Requirement:
Transcribe the data that follows precisely, omitting nothing.

Task inputs:
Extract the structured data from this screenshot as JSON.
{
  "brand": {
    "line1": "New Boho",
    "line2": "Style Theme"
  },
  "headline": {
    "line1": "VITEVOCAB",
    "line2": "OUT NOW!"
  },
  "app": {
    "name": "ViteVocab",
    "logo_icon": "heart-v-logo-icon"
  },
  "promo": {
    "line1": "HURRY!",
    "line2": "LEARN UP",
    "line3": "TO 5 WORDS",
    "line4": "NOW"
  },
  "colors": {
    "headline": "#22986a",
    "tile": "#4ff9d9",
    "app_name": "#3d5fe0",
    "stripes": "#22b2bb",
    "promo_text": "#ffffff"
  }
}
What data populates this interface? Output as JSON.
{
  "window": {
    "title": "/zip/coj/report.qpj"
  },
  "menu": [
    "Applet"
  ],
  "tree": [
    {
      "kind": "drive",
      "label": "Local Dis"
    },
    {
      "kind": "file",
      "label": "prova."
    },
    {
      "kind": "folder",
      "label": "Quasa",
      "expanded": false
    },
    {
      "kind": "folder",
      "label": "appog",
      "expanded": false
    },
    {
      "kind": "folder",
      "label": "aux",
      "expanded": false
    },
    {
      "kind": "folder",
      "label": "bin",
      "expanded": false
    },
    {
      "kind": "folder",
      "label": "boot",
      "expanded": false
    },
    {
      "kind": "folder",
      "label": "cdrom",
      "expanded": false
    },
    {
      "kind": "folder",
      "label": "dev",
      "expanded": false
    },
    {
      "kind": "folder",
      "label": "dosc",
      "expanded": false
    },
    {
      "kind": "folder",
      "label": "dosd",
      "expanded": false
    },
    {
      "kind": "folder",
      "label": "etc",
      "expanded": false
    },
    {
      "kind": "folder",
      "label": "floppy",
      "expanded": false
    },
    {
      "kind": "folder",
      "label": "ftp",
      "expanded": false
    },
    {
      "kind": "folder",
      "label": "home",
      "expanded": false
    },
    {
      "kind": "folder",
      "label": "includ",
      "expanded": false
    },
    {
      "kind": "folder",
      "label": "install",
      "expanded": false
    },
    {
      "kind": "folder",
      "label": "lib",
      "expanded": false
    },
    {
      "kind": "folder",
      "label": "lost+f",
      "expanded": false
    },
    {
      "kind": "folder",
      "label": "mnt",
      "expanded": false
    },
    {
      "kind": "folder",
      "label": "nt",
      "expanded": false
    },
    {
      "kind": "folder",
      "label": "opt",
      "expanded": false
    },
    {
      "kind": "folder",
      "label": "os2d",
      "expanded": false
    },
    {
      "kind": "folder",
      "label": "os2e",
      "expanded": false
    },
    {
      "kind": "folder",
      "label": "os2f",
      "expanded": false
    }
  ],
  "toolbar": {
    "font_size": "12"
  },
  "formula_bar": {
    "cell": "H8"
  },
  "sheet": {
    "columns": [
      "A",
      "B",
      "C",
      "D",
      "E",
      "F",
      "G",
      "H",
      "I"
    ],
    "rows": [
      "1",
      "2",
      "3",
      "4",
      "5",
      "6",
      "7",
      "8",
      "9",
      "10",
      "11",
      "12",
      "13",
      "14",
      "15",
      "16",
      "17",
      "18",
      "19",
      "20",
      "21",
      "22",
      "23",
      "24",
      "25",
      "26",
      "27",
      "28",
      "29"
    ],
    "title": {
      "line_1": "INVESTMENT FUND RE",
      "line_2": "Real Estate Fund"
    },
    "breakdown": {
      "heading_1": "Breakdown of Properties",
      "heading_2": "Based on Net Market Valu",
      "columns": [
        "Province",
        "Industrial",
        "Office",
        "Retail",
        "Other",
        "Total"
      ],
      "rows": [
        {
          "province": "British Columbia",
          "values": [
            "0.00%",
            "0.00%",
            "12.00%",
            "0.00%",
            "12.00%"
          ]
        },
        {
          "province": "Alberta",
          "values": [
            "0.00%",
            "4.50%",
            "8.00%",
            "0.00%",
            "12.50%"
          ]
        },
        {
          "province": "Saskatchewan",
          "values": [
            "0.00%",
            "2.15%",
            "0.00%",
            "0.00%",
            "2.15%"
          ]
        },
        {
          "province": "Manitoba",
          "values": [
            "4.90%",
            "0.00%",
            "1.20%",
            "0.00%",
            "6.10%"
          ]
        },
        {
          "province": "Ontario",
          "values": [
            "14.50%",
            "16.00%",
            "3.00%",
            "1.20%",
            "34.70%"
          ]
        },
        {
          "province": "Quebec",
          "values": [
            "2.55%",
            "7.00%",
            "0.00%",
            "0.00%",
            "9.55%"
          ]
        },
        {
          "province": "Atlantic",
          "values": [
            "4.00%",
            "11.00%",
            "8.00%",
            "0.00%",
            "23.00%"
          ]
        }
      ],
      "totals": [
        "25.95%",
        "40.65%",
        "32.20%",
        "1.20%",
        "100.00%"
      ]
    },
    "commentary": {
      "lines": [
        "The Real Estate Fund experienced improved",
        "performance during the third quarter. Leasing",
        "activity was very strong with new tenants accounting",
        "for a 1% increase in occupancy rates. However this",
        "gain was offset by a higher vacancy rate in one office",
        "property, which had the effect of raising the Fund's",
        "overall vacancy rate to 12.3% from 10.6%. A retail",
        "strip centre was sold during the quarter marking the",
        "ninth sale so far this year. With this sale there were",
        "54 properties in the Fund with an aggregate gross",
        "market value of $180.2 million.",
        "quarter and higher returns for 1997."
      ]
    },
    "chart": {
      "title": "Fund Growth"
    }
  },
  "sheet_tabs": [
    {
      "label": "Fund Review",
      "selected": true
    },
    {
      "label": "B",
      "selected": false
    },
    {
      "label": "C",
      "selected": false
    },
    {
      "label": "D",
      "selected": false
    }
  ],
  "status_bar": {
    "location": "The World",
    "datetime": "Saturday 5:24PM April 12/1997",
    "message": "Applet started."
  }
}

Answer below:
Extract the structured data from this screenshot as JSON.
{
  "brand": {
    "line1": "New Boho",
    "line2": "Style Theme"
  },
  "headline": {
    "line1": "VITEVOCAB",
    "line2": "OUT NOW!"
  },
  "app": {
    "name": "ViteVocab",
    "logo_icon": "heart-v-logo-icon"
  },
  "promo": {
    "line1": "HURRY!",
    "line2": "LEARN UP",
    "line3": "TO 5 WORDS",
    "line4": "NOW"
  },
  "colors": {
    "headline": "#22986a",
    "tile": "#4ff9d9",
    "app_name": "#3d5fe0",
    "stripes": "#22b2bb",
    "promo_text": "#ffffff"
  }
}
What data populates this interface? Output as JSON.
{
  "window": {
    "title": "/zip/coj/report.qpj"
  },
  "menu": [
    "Applet"
  ],
  "tree": [
    {
      "kind": "drive",
      "label": "Local Dis"
    },
    {
      "kind": "file",
      "label": "prova."
    },
    {
      "kind": "folder",
      "label": "Quasa",
      "expanded": false
    },
    {
      "kind": "folder",
      "label": "appog",
      "expanded": false
    },
    {
      "kind": "folder",
      "label": "aux",
      "expanded": false
    },
    {
      "kind": "folder",
      "label": "bin",
      "expanded": false
    },
    {
      "kind": "folder",
      "label": "boot",
      "expanded": false
    },
    {
      "kind": "folder",
      "label": "cdrom",
      "expanded": false
    },
    {
      "kind": "folder",
      "label": "dev",
      "expanded": false
    },
    {
      "kind": "folder",
      "label": "dosc",
      "expanded": false
    },
    {
      "kind": "folder",
      "label": "dosd",
      "expanded": false
    },
    {
      "kind": "folder",
      "label": "etc",
      "expanded": false
    },
    {
      "kind": "folder",
      "label": "floppy",
      "expanded": false
    },
    {
      "kind": "folder",
      "label": "ftp",
      "expanded": false
    },
    {
      "kind": "folder",
      "label": "home",
      "expanded": false
    },
    {
      "kind": "folder",
      "label": "includ",
      "expanded": false
    },
    {
      "kind": "folder",
      "label": "install",
      "expanded": false
    },
    {
      "kind": "folder",
      "label": "lib",
      "expanded": false
    },
    {
      "kind": "folder",
      "label": "lost+f",
      "expanded": false
    },
    {
      "kind": "folder",
      "label": "mnt",
      "expanded": false
    },
    {
      "kind": "folder",
      "label": "nt",
      "expanded": false
    },
    {
      "kind": "folder",
      "label": "opt",
      "expanded": false
    },
    {
      "kind": "folder",
      "label": "os2d",
      "expanded": false
    },
    {
      "kind": "folder",
      "label": "os2e",
      "expanded": false
    },
    {
      "kind": "folder",
      "label": "os2f",
      "expanded": false
    }
  ],
  "toolbar": {
    "font_size": "12"
  },
  "formula_bar": {
    "cell": "H8"
  },
  "sheet": {
    "columns": [
      "A",
      "B",
      "C",
      "D",
      "E",
      "F",
      "G",
      "H",
      "I"
    ],
    "rows": [
      "1",
      "2",
      "3",
      "4",
      "5",
      "6",
      "7",
      "8",
      "9",
      "10",
      "11",
      "12",
      "13",
      "14",
      "15",
      "16",
      "17",
      "18",
      "19",
      "20",
      "21",
      "22",
      "23",
      "24",
      "25",
      "26",
      "27",
      "28",
      "29"
    ],
    "title": {
      "line_1": "INVESTMENT FUND RE",
      "line_2": "Real Estate Fund"
    },
    "breakdown": {
      "heading_1": "Breakdown of Properties",
      "heading_2": "Based on Net Market Valu",
      "columns": [
        "Province",
        "Industrial",
        "Office",
        "Retail",
        "Other",
        "Total"
      ],
      "rows": [
        {
          "province": "British Columbia",
          "values": [
            "0.00%",
            "0.00%",
            "12.00%",
            "0.00%",
            "12.00%"
          ]
        },
        {
          "province": "Alberta",
          "values": [
            "0.00%",
            "4.50%",
            "8.00%",
            "0.00%",
            "12.50%"
          ]
        },
        {
          "province": "Saskatchewan",
          "values": [
            "0.00%",
            "2.15%",
            "0.00%",
            "0.00%",
            "2.15%"
          ]
        },
        {
          "province": "Manitoba",
          "values": [
            "4.90%",
            "0.00%",
            "1.20%",
            "0.00%",
            "6.10%"
          ]
        },
        {
          "province": "Ontario",
          "values": [
            "14.50%",
            "16.00%",
            "3.00%",
            "1.20%",
            "34.70%"
          ]
        },
        {
          "province": "Quebec",
          "values": [
            "2.55%",
            "7.00%",
            "0.00%",
            "0.00%",
            "9.55%"
          ]
        },
        {
          "province": "Atlantic",
          "values": [
            "4.00%",
            "11.00%",
            "8.00%",
            "0.00%",
            "23.00%"
          ]
        }
      ],
      "totals": [
        "25.95%",
        "40.65%",
        "32.20%",
        "1.20%",
        "100.00%"
      ]
    },
    "commentary": {
      "lines": [
        "The Real Estate Fund experienced improved",
        "performance during the third quarter. Leasing",
        "activity was very strong with new tenants accounting",
        "for a 1% increase in occupancy rates. However this",
        "gain was offset by a higher vacancy rate in one office",
        "property, which had the effect of raising the Fund's",
        "overall vacancy rate to 12.3% from 10.6%. A retail",
        "strip centre was sold during the quarter marking the",
        "ninth sale so far this year. With this sale there were",
        "54 properties in the Fund with an aggregate gross",
        "market value of $180.2 million.",
        "quarter and higher returns for 1997."
      ]
    },
    "chart": {
      "title": "Fund Growth"
    }
  },
  "sheet_tabs": [
    {
      "label": "Fund Review",
      "selected": true
    },
    {
      "label": "B",
      "selected": false
    },
    {
      "label": "C",
      "selected": false
    },
    {
      "label": "D",
      "selected": false
    }
  ],
  "status_bar": {
    "location": "The World",
    "datetime": "Saturday 5:24PM April 12/1997",
    "message": "Applet started."
  }
}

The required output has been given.